Work required:
List the lines of this listing that hold the word "title".

[Some records]
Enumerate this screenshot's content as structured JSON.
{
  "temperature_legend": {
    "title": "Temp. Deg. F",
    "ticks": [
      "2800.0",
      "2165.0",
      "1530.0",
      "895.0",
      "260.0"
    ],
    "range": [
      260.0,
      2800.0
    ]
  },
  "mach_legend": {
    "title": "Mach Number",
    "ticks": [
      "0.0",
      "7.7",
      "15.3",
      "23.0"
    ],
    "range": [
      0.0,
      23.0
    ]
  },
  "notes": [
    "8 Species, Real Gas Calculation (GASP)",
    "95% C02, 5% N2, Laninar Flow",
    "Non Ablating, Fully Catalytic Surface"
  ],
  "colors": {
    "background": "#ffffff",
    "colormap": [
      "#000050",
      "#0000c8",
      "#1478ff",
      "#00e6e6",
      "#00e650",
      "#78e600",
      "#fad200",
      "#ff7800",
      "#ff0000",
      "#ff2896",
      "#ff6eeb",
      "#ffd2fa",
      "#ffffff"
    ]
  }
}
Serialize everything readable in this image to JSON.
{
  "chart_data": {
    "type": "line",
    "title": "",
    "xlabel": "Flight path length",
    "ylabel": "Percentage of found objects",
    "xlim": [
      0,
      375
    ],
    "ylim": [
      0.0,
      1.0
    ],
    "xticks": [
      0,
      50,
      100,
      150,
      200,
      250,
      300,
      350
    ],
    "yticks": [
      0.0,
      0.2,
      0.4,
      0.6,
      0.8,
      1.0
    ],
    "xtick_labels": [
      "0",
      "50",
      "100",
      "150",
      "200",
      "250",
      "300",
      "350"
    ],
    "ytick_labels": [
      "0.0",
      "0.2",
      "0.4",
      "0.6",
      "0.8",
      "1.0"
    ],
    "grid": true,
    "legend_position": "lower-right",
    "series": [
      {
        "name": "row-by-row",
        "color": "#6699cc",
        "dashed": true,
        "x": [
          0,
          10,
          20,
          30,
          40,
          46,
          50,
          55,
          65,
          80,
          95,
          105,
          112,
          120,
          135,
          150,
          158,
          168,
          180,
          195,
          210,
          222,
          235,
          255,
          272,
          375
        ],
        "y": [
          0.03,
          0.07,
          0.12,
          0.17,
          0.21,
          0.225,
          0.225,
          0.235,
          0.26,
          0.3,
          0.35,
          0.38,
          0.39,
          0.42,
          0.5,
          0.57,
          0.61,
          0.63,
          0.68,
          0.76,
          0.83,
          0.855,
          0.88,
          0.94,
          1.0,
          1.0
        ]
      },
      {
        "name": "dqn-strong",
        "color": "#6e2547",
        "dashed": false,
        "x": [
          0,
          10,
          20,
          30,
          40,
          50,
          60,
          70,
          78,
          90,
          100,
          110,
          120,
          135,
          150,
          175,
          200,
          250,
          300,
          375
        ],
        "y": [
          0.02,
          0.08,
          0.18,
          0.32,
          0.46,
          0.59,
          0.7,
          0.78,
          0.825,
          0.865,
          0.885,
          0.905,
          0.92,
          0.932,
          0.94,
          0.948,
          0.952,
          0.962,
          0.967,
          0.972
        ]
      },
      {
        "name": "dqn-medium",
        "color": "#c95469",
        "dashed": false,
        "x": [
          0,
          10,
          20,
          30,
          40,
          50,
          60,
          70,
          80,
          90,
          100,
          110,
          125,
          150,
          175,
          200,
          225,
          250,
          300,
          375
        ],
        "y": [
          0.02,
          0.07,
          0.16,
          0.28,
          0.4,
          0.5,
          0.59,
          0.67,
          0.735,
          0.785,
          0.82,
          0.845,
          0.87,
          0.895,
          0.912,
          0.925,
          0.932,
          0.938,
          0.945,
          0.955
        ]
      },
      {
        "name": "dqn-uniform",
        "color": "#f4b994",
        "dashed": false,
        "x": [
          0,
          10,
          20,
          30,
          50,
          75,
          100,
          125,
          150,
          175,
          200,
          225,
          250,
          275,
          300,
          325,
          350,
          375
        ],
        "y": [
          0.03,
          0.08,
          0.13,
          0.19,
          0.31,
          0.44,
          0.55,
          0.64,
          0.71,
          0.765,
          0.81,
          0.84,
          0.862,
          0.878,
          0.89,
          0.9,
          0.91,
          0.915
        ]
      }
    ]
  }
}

Exercise output:
    "title": "Temp. Deg. F",
    "title": "Mach Number",
    "title": "",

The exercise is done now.